───── Information supplied

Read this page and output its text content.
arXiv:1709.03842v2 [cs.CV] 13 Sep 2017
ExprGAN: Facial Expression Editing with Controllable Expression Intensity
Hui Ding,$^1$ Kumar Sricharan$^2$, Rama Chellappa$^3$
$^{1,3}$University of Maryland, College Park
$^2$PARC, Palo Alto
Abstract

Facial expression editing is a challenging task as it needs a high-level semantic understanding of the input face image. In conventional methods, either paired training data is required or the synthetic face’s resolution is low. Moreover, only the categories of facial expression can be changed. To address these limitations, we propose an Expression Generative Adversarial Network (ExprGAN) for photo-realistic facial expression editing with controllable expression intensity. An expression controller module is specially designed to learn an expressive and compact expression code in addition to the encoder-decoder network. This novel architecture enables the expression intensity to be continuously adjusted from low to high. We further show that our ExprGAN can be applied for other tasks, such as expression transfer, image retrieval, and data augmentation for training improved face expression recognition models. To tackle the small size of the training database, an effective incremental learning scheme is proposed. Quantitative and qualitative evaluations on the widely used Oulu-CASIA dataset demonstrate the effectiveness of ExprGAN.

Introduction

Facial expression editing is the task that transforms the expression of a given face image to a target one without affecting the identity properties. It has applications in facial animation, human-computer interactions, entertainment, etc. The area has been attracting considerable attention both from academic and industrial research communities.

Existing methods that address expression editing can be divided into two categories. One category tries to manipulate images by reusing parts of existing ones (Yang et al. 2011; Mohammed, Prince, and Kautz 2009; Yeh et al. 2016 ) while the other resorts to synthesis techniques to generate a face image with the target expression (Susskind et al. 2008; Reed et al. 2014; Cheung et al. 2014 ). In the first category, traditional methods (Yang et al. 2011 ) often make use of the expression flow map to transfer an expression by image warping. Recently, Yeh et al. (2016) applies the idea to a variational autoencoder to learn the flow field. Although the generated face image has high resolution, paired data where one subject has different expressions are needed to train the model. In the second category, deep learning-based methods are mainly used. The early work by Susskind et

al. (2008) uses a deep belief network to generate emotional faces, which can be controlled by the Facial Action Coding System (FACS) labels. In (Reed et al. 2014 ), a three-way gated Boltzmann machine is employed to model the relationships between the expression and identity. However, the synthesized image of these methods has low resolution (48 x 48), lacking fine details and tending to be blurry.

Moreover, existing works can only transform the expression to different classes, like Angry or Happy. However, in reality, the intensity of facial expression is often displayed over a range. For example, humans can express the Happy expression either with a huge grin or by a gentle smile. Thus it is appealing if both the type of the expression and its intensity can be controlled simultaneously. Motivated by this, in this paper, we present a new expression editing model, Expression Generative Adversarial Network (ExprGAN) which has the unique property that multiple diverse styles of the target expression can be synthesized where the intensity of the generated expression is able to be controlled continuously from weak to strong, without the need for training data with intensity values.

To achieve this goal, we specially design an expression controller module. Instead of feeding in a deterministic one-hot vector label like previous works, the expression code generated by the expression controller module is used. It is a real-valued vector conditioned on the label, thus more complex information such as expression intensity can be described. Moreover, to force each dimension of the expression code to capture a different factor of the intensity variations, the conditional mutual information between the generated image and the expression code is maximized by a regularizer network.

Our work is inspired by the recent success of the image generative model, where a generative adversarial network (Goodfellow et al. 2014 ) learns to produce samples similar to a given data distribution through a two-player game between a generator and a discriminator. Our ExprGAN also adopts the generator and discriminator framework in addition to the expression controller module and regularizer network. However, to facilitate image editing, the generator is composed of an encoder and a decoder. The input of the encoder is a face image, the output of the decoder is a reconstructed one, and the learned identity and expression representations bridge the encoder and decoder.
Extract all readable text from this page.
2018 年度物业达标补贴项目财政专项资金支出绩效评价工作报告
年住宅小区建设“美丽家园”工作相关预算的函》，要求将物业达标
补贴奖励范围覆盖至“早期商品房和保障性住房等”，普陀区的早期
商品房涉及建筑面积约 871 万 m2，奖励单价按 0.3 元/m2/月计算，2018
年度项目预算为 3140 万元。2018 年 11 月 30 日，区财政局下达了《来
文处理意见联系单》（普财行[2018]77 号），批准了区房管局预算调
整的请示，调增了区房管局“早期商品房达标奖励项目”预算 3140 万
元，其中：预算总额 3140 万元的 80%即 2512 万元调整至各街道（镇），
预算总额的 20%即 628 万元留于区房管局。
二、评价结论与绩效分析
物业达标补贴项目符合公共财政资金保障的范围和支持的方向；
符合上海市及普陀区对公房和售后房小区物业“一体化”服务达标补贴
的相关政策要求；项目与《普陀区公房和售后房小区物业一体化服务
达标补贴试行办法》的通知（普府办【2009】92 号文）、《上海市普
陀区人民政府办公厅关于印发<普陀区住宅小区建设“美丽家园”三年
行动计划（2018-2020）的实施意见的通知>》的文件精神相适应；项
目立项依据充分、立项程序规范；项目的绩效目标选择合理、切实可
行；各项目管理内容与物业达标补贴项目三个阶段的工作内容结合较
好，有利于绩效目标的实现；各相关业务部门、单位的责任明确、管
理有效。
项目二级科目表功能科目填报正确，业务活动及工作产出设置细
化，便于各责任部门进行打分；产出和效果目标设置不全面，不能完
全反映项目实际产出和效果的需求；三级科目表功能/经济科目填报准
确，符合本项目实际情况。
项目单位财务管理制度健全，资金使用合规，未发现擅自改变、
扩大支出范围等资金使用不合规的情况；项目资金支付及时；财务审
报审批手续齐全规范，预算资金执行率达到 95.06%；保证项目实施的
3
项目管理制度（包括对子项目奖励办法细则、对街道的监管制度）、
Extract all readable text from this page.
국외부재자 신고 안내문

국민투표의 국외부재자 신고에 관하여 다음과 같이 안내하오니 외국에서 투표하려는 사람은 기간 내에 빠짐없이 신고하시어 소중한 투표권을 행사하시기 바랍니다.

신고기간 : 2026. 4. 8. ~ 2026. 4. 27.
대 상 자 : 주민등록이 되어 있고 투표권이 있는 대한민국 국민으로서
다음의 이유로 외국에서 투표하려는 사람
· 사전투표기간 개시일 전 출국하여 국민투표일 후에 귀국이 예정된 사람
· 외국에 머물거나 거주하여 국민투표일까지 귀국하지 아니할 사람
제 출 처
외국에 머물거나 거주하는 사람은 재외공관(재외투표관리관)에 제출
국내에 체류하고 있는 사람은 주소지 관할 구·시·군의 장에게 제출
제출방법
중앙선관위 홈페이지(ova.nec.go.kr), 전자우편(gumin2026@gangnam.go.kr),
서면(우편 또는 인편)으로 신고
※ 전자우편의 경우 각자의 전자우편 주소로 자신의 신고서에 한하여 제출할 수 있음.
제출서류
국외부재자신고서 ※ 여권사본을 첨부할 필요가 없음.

──────────

→ Instruction: Nothing may be left out: return each entry exactly as it reads.

→ Output below:
Read this page and output its text content.
arXiv:1709.03842v2 [cs.CV] 13 Sep 2017
ExprGAN: Facial Expression Editing with Controllable Expression Intensity
Hui Ding,$^1$ Kumar Sricharan$^2$, Rama Chellappa$^3$
$^{1,3}$University of Maryland, College Park
$^2$PARC, Palo Alto
Abstract

Facial expression editing is a challenging task as it needs a high-level semantic understanding of the input face image. In conventional methods, either paired training data is required or the synthetic face’s resolution is low. Moreover, only the categories of facial expression can be changed. To address these limitations, we propose an Expression Generative Adversarial Network (ExprGAN) for photo-realistic facial expression editing with controllable expression intensity. An expression controller module is specially designed to learn an expressive and compact expression code in addition to the encoder-decoder network. This novel architecture enables the expression intensity to be continuously adjusted from low to high. We further show that our ExprGAN can be applied for other tasks, such as expression transfer, image retrieval, and data augmentation for training improved face expression recognition models. To tackle the small size of the training database, an effective incremental learning scheme is proposed. Quantitative and qualitative evaluations on the widely used Oulu-CASIA dataset demonstrate the effectiveness of ExprGAN.

Introduction

Facial expression editing is the task that transforms the expression of a given face image to a target one without affecting the identity properties. It has applications in facial animation, human-computer interactions, entertainment, etc. The area has been attracting considerable attention both from academic and industrial research communities.

Existing methods that address expression editing can be divided into two categories. One category tries to manipulate images by reusing parts of existing ones (Yang et al. 2011; Mohammed, Prince, and Kautz 2009; Yeh et al. 2016 ) while the other resorts to synthesis techniques to generate a face image with the target expression (Susskind et al. 2008; Reed et al. 2014; Cheung et al. 2014 ). In the first category, traditional methods (Yang et al. 2011 ) often make use of the expression flow map to transfer an expression by image warping. Recently, Yeh et al. (2016) applies the idea to a variational autoencoder to learn the flow field. Although the generated face image has high resolution, paired data where one subject has different expressions are needed to train the model. In the second category, deep learning-based methods are mainly used. The early work by Susskind et

al. (2008) uses a deep belief network to generate emotional faces, which can be controlled by the Facial Action Coding System (FACS) labels. In (Reed et al. 2014 ), a three-way gated Boltzmann machine is employed to model the relationships between the expression and identity. However, the synthesized image of these methods has low resolution (48 x 48), lacking fine details and tending to be blurry.

Moreover, existing works can only transform the expression to different classes, like Angry or Happy. However, in reality, the intensity of facial expression is often displayed over a range. For example, humans can express the Happy expression either with a huge grin or by a gentle smile. Thus it is appealing if both the type of the expression and its intensity can be controlled simultaneously. Motivated by this, in this paper, we present a new expression editing model, Expression Generative Adversarial Network (ExprGAN) which has the unique property that multiple diverse styles of the target expression can be synthesized where the intensity of the generated expression is able to be controlled continuously from weak to strong, without the need for training data with intensity values.

To achieve this goal, we specially design an expression controller module. Instead of feeding in a deterministic one-hot vector label like previous works, the expression code generated by the expression controller module is used. It is a real-valued vector conditioned on the label, thus more complex information such as expression intensity can be described. Moreover, to force each dimension of the expression code to capture a different factor of the intensity variations, the conditional mutual information between the generated image and the expression code is maximized by a regularizer network.

Our work is inspired by the recent success of the image generative model, where a generative adversarial network (Goodfellow et al. 2014 ) learns to produce samples similar to a given data distribution through a two-player game between a generator and a discriminator. Our ExprGAN also adopts the generator and discriminator framework in addition to the expression controller module and regularizer network. However, to facilitate image editing, the generator is composed of an encoder and a decoder. The input of the encoder is a face image, the output of the decoder is a reconstructed one, and the learned identity and expression representations bridge the encoder and decoder.
Extract all readable text from this page.
2018 年度物业达标补贴项目财政专项资金支出绩效评价工作报告
年住宅小区建设“美丽家园”工作相关预算的函》，要求将物业达标
补贴奖励范围覆盖至“早期商品房和保障性住房等”，普陀区的早期
商品房涉及建筑面积约 871 万 m2，奖励单价按 0.3 元/m2/月计算，2018
年度项目预算为 3140 万元。2018 年 11 月 30 日，区财政局下达了《来
文处理意见联系单》（普财行[2018]77 号），批准了区房管局预算调
整的请示，调增了区房管局“早期商品房达标奖励项目”预算 3140 万
元，其中：预算总额 3140 万元的 80%即 2512 万元调整至各街道（镇），
预算总额的 20%即 628 万元留于区房管局。
二、评价结论与绩效分析
物业达标补贴项目符合公共财政资金保障的范围和支持的方向；
符合上海市及普陀区对公房和售后房小区物业“一体化”服务达标补贴
的相关政策要求；项目与《普陀区公房和售后房小区物业一体化服务
达标补贴试行办法》的通知（普府办【2009】92 号文）、《上海市普
陀区人民政府办公厅关于印发<普陀区住宅小区建设“美丽家园”三年
行动计划（2018-2020）的实施意见的通知>》的文件精神相适应；项
目立项依据充分、立项程序规范；项目的绩效目标选择合理、切实可
行；各项目管理内容与物业达标补贴项目三个阶段的工作内容结合较
好，有利于绩效目标的实现；各相关业务部门、单位的责任明确、管
理有效。
项目二级科目表功能科目填报正确，业务活动及工作产出设置细
化，便于各责任部门进行打分；产出和效果目标设置不全面，不能完
全反映项目实际产出和效果的需求；三级科目表功能/经济科目填报准
确，符合本项目实际情况。
项目单位财务管理制度健全，资金使用合规，未发现擅自改变、
扩大支出范围等资金使用不合规的情况；项目资金支付及时；财务审
报审批手续齐全规范，预算资金执行率达到 95.06%；保证项目实施的
3
项目管理制度（包括对子项目奖励办法细则、对街道的监管制度）、
Extract all readable text from this page.
국외부재자 신고 안내문

국민투표의 국외부재자 신고에 관하여 다음과 같이 안내하오니 외국에서 투표하려는 사람은 기간 내에 빠짐없이 신고하시어 소중한 투표권을 행사하시기 바랍니다.

신고기간 : 2026. 4. 8. ~ 2026. 4. 27.
대 상 자 : 주민등록이 되어 있고 투표권이 있는 대한민국 국민으로서
다음의 이유로 외국에서 투표하려는 사람
· 사전투표기간 개시일 전 출국하여 국민투표일 후에 귀국이 예정된 사람
· 외국에 머물거나 거주하여 국민투표일까지 귀국하지 아니할 사람
제 출 처
외국에 머물거나 거주하는 사람은 재외공관(재외투표관리관)에 제출
국내에 체류하고 있는 사람은 주소지 관할 구·시·군의 장에게 제출
제출방법
중앙선관위 홈페이지(ova.nec.go.kr), 전자우편(gumin2026@gangnam.go.kr),
서면(우편 또는 인편)으로 신고
※ 전자우편의 경우 각자의 전자우편 주소로 자신의 신고서에 한하여 제출할 수 있음.
제출서류
국외부재자신고서 ※ 여권사본을 첨부할 필요가 없음.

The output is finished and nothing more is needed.